Input records:
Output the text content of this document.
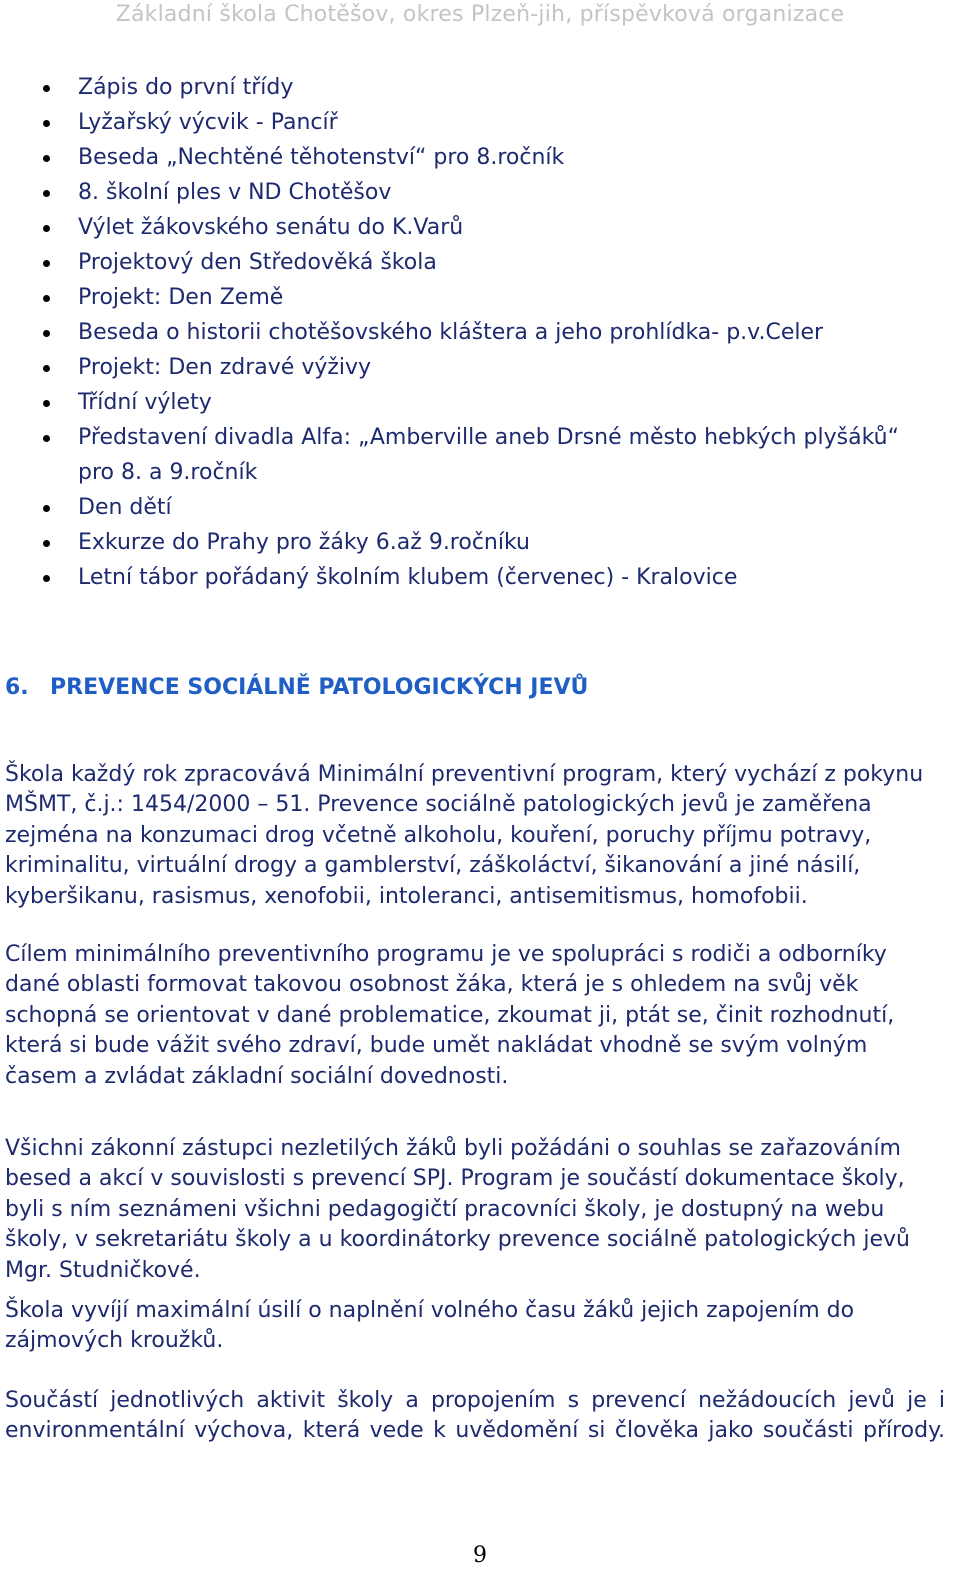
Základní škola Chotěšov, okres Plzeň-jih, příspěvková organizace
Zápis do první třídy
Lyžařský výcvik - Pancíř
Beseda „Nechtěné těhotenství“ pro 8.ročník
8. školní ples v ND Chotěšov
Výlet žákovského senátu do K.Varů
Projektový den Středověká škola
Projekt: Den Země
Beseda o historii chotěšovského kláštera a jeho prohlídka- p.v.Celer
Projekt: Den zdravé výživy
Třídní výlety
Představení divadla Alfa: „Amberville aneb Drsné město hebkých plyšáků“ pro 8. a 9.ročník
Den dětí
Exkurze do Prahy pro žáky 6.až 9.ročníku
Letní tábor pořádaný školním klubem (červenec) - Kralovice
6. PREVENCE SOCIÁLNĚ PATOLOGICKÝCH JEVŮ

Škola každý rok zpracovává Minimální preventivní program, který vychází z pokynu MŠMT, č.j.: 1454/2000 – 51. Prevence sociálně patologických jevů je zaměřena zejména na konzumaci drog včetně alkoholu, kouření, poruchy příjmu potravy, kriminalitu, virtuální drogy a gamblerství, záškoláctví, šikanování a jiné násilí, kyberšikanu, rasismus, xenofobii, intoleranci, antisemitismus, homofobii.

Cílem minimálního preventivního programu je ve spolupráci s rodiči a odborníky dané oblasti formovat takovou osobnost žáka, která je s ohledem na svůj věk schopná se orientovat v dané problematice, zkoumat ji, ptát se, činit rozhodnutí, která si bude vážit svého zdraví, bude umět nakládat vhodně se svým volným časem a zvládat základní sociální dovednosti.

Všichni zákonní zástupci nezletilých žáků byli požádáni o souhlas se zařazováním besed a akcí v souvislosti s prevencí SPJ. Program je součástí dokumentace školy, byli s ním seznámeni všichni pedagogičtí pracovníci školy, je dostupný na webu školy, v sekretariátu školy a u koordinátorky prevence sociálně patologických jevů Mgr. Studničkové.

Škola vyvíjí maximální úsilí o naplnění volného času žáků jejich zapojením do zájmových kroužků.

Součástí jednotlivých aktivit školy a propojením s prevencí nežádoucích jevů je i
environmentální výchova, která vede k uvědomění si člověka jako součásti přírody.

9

* * *

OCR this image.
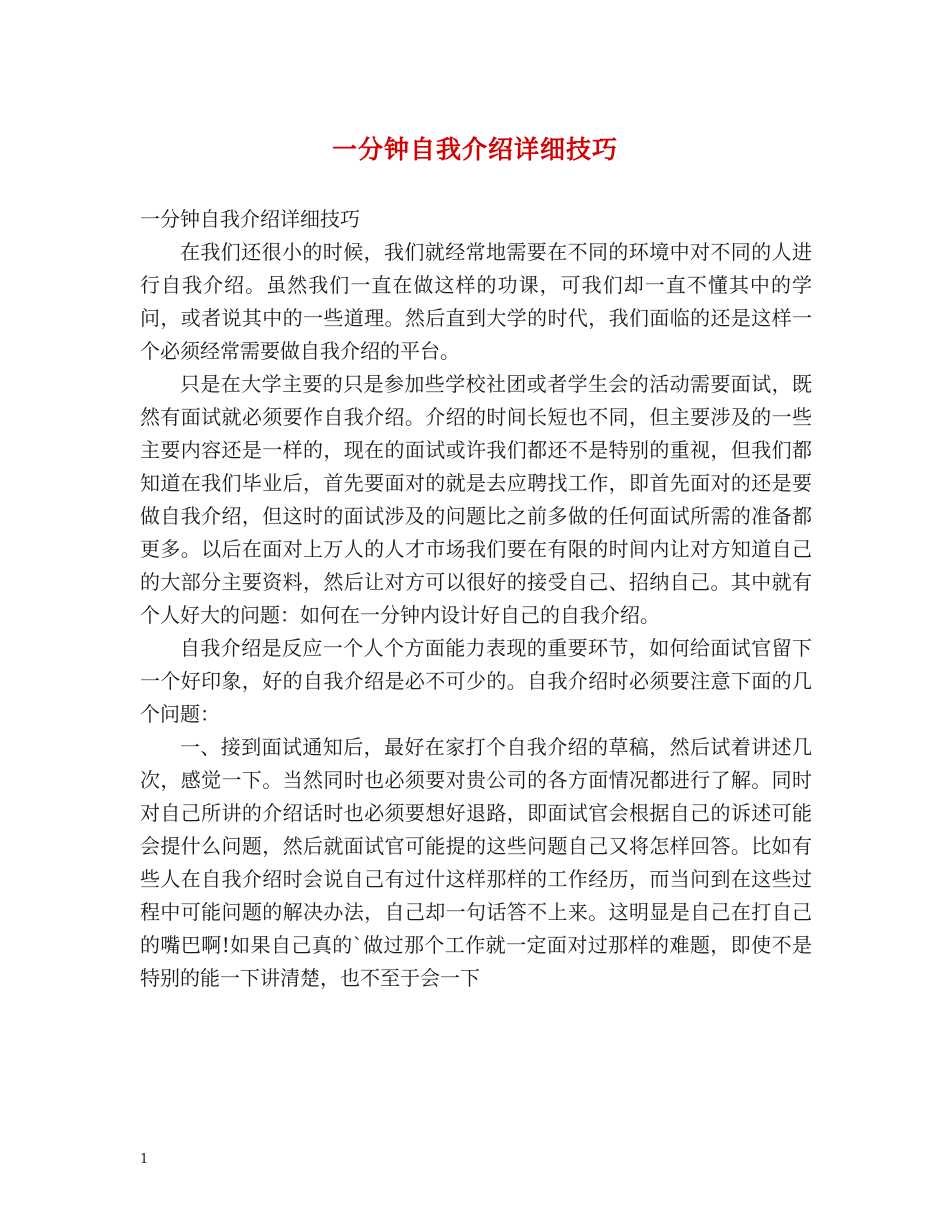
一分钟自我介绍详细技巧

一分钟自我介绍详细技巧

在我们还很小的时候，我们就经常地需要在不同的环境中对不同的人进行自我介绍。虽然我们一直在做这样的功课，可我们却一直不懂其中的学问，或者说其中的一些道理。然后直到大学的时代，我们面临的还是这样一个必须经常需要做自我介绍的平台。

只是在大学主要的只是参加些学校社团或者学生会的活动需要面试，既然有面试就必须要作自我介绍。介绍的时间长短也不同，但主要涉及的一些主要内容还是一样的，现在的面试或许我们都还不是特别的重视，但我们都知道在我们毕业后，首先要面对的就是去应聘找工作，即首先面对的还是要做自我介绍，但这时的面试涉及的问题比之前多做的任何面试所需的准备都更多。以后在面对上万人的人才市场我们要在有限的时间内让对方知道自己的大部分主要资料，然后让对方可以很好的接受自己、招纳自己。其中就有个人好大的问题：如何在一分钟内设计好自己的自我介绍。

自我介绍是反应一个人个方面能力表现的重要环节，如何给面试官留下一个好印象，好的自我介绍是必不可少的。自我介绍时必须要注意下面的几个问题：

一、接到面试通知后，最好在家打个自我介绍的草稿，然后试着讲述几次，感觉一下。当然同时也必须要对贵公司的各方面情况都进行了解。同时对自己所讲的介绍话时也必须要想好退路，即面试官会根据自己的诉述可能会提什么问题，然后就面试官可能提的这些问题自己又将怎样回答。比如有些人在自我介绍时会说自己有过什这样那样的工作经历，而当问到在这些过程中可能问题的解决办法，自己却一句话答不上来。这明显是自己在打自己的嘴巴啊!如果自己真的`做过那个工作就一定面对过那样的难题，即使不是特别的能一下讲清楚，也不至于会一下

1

Requirements: All lines above containing the string "prevencí" are to be collected.

Output of the exercise:
Všichni zákonní zástupci nezletilých žáků byli požádáni o souhlas se zařazováním besed a akcí v souvislosti s prevencí SPJ. Program je součástí dokumentace školy, byli s ním seznámeni všichni pedagogičtí pracovníci školy, je dostupný na webu školy, v sekretariátu školy a u koordinátorky prevence sociálně patologických jevů Mgr. Studničkové.
Součástí jednotlivých aktivit školy a propojením s prevencí nežádoucích jevů je i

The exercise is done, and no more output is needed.